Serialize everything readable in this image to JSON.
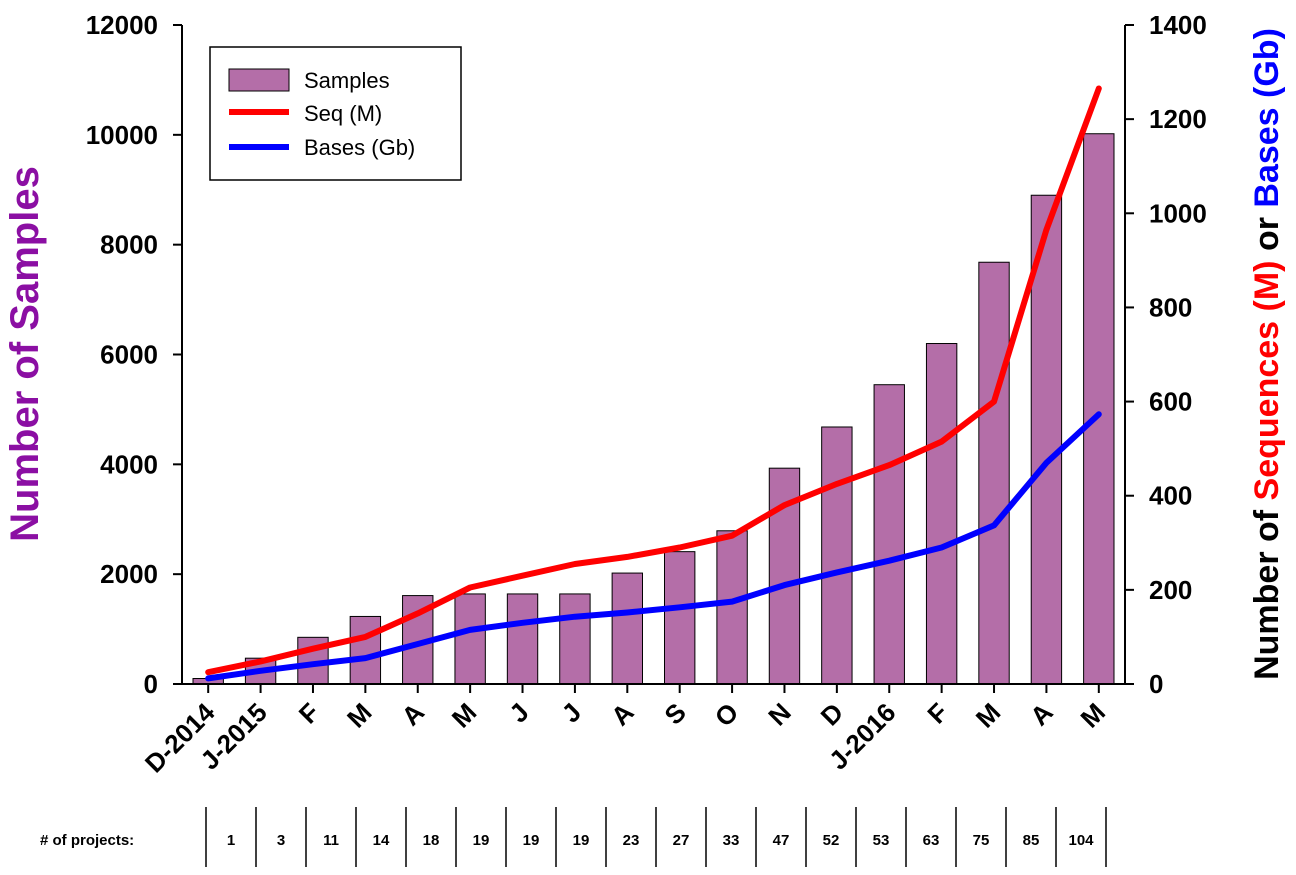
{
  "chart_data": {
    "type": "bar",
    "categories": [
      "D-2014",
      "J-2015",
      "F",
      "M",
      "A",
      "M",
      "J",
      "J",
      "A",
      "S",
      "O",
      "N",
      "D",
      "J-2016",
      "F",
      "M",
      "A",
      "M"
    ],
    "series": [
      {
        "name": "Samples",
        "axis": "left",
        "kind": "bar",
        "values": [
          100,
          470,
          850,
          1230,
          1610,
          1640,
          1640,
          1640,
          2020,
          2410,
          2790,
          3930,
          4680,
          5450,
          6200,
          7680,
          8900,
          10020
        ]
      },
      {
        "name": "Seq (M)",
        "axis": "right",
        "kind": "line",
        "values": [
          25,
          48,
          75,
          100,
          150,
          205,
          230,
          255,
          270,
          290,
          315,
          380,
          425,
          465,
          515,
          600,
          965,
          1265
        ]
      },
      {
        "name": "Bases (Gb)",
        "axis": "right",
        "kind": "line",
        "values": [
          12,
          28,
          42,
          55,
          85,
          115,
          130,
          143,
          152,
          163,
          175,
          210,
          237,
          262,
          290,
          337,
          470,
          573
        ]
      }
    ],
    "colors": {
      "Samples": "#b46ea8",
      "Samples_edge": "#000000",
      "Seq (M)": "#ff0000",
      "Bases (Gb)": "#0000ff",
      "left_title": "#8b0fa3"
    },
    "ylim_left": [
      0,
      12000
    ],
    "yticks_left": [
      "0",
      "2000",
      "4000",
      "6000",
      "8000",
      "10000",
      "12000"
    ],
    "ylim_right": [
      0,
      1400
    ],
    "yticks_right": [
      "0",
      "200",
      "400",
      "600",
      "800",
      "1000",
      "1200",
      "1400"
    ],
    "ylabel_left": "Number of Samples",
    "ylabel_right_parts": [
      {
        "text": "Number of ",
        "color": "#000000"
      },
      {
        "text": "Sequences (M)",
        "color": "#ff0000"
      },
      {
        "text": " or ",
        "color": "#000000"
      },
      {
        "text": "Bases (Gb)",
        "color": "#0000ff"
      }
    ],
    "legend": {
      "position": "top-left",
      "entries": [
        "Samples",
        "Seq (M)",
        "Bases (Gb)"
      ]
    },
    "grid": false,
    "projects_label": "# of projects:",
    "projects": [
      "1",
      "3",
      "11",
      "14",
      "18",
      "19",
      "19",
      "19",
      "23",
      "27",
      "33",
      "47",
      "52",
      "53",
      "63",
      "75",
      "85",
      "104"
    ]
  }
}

* * * * * * *

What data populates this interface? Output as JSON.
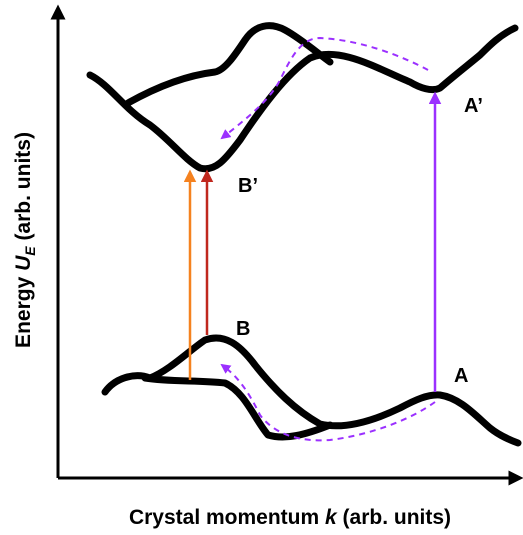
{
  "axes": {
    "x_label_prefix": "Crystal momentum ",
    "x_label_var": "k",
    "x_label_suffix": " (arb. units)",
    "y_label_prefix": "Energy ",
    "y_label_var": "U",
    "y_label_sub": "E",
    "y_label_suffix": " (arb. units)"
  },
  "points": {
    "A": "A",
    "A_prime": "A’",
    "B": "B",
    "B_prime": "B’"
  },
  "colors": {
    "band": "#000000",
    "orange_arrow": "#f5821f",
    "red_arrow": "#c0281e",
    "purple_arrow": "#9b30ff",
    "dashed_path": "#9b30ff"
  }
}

* * * * * * *

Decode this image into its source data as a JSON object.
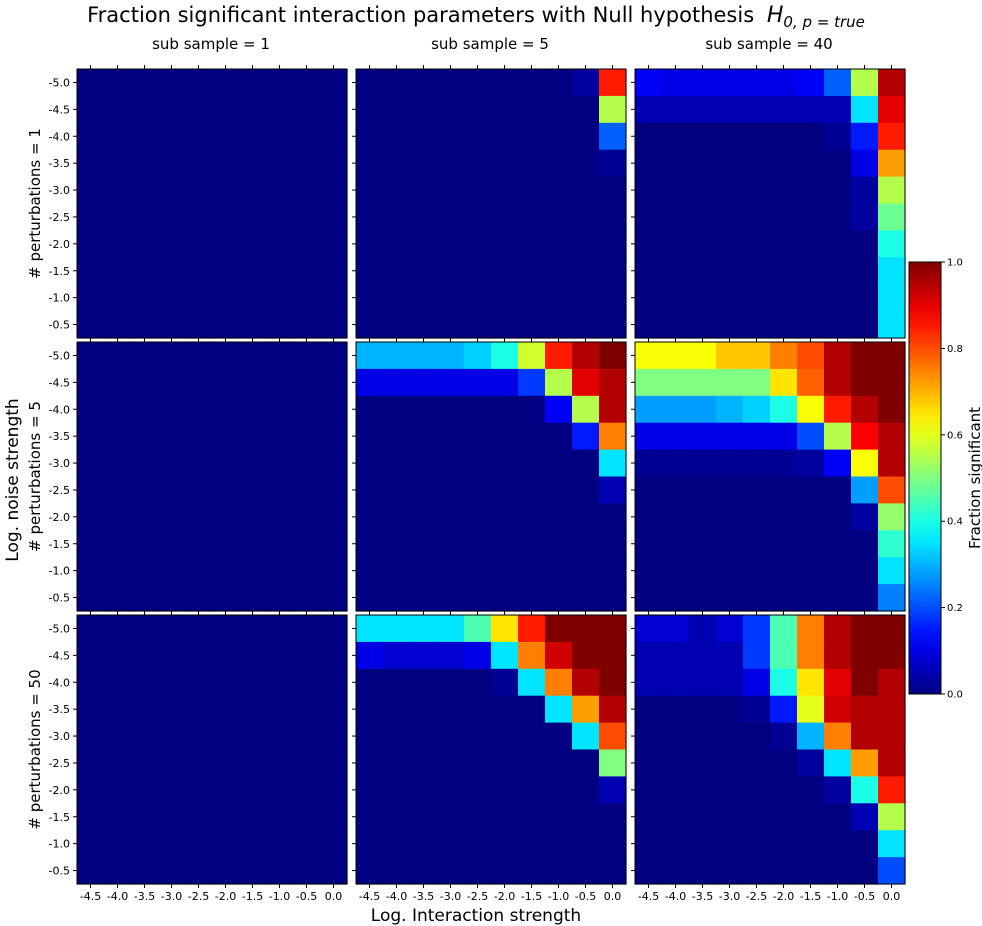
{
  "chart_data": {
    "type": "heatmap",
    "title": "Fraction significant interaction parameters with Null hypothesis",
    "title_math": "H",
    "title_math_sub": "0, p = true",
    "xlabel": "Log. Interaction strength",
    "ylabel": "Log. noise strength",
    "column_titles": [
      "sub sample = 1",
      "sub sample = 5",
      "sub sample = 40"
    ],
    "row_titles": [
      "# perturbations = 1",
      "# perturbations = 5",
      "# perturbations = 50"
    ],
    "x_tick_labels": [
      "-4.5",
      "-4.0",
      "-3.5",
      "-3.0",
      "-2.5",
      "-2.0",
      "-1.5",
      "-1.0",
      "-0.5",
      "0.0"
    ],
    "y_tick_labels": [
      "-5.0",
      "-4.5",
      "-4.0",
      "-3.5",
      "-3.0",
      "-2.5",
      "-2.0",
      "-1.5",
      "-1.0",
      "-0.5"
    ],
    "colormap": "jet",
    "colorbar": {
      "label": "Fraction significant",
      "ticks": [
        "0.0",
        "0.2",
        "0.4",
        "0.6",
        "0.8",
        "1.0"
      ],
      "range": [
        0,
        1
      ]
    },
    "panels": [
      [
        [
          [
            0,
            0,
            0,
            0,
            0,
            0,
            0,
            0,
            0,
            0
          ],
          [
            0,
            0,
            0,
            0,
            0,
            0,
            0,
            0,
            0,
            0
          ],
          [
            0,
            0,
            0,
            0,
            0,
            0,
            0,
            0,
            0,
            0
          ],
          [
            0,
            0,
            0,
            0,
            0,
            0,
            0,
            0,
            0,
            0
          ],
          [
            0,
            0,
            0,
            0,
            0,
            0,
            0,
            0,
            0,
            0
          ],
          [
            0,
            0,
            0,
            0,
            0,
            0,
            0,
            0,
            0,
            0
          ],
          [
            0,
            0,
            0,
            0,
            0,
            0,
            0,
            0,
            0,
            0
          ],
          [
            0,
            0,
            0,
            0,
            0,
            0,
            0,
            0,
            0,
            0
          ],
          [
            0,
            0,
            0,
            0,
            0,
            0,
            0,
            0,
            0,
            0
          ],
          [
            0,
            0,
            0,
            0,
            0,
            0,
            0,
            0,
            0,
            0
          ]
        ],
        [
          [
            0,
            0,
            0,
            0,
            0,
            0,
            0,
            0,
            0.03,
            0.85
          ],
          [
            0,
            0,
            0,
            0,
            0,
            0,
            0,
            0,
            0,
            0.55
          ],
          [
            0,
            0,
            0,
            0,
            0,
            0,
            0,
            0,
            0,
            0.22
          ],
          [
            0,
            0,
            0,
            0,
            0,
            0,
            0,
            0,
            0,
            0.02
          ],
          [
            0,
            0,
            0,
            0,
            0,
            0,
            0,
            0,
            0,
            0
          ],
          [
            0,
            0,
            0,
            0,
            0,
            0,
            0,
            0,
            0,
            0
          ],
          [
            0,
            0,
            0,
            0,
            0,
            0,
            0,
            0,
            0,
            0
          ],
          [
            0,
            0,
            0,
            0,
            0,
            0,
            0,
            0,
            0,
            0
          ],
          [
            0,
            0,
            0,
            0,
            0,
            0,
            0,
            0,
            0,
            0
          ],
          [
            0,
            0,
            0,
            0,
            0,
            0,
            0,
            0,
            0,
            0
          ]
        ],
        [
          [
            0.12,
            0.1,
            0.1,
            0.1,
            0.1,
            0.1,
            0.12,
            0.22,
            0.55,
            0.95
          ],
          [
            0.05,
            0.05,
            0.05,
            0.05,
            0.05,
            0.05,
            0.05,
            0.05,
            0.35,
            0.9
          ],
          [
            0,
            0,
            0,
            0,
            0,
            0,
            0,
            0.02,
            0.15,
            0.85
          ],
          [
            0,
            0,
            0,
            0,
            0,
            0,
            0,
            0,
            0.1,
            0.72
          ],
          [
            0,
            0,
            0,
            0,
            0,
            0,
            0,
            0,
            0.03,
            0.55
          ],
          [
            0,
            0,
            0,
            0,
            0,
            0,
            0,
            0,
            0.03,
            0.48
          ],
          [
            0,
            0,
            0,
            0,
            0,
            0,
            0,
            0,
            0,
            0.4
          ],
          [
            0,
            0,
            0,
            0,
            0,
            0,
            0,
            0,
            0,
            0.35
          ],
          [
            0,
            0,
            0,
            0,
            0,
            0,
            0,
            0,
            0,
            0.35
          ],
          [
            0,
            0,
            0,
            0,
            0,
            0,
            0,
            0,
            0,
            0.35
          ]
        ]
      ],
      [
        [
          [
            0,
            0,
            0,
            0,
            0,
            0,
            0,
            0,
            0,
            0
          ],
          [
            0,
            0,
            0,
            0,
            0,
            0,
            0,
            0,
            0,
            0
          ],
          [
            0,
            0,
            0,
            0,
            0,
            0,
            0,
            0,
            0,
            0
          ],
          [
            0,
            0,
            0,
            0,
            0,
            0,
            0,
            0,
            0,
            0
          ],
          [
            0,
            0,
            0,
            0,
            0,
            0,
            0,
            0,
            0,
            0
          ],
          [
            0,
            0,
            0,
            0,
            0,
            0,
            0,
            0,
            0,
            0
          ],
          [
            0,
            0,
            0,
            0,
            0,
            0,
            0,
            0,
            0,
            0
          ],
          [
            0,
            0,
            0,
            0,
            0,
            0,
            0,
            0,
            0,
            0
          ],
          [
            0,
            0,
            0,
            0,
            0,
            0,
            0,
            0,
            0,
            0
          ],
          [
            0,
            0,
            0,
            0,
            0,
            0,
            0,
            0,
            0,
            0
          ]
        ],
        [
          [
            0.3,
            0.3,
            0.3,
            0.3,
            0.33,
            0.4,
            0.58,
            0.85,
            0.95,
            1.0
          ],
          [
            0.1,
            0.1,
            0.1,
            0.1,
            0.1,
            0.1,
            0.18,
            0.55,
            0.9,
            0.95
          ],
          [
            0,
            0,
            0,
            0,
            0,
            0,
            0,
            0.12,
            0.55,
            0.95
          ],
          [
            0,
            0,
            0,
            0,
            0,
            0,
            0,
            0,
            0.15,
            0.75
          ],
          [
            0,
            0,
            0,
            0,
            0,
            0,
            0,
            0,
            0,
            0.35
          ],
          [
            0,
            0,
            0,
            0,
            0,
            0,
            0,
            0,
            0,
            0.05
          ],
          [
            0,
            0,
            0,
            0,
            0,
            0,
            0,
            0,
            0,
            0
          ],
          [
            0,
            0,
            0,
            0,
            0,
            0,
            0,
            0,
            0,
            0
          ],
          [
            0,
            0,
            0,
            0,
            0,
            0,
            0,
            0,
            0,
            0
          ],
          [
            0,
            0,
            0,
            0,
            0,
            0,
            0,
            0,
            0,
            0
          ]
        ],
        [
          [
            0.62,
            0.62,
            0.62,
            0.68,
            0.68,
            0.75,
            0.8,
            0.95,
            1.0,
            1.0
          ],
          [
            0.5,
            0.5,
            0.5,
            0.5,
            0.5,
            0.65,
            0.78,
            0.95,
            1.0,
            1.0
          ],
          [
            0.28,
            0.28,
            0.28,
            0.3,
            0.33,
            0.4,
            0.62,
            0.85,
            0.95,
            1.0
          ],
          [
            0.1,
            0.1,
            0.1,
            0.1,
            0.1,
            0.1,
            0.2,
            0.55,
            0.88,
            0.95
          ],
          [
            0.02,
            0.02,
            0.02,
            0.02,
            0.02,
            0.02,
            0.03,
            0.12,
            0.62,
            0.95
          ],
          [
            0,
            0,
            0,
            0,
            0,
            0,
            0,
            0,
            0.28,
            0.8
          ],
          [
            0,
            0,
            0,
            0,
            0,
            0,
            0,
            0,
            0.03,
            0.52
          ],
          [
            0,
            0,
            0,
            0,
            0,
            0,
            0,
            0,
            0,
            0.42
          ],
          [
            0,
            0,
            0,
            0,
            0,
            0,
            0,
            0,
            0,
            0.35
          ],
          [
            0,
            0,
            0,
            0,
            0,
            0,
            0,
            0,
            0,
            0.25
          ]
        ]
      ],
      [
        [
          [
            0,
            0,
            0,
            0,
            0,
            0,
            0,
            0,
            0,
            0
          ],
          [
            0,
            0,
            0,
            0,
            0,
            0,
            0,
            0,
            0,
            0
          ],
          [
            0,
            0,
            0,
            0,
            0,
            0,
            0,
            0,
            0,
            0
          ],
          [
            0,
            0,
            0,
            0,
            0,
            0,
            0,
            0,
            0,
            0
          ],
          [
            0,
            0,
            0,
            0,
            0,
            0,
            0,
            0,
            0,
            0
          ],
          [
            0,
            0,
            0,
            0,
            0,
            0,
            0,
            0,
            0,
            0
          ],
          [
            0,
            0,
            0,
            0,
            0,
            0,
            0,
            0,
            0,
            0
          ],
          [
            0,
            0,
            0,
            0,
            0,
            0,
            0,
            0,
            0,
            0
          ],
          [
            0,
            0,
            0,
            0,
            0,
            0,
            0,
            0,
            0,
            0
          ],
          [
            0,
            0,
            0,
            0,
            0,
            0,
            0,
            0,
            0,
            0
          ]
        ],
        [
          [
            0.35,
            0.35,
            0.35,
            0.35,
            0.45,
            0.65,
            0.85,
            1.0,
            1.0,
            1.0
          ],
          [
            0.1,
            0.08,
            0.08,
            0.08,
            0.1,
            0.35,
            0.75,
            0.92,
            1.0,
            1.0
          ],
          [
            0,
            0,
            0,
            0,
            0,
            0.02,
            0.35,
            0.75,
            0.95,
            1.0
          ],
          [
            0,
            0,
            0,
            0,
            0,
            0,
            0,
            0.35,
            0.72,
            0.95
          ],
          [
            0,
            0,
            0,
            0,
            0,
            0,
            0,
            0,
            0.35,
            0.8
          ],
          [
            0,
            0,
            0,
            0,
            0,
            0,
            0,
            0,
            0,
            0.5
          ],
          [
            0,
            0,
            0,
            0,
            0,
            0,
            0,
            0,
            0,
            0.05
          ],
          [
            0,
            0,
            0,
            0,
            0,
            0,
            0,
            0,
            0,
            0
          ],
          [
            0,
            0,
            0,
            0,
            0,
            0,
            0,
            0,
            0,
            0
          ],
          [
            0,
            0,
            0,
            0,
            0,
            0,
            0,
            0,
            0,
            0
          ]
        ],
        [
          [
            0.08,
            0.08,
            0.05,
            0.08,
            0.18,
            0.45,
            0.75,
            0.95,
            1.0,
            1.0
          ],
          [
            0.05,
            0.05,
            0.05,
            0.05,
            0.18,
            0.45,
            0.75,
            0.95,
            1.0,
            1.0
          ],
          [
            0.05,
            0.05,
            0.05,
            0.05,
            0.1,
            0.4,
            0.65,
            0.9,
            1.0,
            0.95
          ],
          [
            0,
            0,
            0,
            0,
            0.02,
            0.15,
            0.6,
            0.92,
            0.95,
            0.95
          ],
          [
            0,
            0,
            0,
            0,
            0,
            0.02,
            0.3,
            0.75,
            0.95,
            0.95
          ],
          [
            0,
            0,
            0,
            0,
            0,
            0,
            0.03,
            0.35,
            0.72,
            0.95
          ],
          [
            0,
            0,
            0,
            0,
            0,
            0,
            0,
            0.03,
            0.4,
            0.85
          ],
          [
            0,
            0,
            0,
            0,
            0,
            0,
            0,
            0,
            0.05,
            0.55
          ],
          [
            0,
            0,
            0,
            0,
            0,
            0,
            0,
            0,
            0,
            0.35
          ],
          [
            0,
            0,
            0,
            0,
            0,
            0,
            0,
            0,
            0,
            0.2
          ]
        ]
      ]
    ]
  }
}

* * * * * * *

YOUR GOAL: Read the entries and pick out all lines that include the word "units".

FULL RESPONSE:
    "x_label_suffix": " (arb. units)",
    "y_label_suffix": " (arb. units)"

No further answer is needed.